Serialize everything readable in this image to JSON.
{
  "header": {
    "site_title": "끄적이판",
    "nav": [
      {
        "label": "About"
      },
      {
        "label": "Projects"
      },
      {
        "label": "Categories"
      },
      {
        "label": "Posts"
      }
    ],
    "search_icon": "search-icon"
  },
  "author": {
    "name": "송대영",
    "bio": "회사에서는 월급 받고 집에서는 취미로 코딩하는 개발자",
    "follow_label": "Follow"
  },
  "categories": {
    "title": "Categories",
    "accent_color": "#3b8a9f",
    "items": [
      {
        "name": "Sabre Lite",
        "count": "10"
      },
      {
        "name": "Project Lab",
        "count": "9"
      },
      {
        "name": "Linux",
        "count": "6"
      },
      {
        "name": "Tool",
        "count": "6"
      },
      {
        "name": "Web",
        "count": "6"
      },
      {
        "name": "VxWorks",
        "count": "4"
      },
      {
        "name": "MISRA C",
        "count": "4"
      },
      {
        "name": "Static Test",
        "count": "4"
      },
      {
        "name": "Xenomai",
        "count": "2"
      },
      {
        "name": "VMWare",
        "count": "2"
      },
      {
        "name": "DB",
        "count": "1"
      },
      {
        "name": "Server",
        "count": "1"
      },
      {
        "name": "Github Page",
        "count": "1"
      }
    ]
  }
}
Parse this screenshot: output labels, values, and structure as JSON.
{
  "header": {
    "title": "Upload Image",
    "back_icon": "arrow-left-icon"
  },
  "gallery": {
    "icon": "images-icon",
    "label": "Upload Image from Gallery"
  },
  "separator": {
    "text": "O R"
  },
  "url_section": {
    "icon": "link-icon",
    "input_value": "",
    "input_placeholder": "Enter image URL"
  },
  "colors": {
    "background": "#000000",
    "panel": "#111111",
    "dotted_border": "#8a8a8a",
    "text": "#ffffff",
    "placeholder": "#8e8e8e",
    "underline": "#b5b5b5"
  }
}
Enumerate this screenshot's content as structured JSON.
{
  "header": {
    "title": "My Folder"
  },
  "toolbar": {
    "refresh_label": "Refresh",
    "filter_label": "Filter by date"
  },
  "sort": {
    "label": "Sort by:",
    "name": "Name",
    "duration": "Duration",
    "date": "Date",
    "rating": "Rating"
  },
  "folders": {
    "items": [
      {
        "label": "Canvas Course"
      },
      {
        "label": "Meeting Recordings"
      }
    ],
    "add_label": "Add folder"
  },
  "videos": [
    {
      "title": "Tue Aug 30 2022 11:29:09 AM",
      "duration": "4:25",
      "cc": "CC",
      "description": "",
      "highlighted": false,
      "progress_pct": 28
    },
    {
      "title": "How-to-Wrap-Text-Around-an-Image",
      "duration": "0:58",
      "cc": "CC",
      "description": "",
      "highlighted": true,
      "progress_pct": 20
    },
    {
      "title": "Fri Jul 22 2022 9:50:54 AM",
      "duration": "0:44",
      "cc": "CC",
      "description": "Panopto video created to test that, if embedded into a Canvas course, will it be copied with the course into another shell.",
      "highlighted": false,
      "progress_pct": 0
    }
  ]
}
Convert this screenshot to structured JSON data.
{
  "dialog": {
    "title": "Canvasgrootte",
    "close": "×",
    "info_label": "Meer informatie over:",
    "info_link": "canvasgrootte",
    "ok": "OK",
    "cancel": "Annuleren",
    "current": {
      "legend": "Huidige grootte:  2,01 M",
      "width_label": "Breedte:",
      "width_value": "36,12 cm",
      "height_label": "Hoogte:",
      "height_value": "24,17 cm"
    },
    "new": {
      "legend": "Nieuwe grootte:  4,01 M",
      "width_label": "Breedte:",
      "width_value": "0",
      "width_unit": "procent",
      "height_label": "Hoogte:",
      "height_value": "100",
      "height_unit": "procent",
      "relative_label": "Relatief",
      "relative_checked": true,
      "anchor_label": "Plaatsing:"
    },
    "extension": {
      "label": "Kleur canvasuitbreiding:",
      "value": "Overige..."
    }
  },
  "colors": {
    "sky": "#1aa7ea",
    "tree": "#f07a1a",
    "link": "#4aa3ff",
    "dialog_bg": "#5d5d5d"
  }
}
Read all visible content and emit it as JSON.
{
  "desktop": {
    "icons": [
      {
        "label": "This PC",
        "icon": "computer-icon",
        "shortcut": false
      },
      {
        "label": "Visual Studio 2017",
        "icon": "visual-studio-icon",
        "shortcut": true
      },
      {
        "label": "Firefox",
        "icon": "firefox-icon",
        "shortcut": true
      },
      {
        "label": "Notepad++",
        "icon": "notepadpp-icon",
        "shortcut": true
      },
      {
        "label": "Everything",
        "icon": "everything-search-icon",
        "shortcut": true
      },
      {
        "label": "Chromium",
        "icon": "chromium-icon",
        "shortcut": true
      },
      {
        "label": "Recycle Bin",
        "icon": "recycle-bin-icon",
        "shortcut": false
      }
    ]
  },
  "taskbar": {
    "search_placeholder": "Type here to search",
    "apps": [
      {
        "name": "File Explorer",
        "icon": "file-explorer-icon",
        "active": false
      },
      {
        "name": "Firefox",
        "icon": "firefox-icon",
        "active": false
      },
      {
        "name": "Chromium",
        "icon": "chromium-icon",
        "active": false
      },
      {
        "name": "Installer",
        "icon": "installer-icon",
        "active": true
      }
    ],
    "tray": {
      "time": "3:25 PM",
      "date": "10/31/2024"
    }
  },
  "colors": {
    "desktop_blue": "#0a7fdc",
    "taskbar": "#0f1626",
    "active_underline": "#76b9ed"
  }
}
******************************
Problem description:
Of all the lines above, how many contain the word "procent"? Give the number and nothing else.

Reply:
2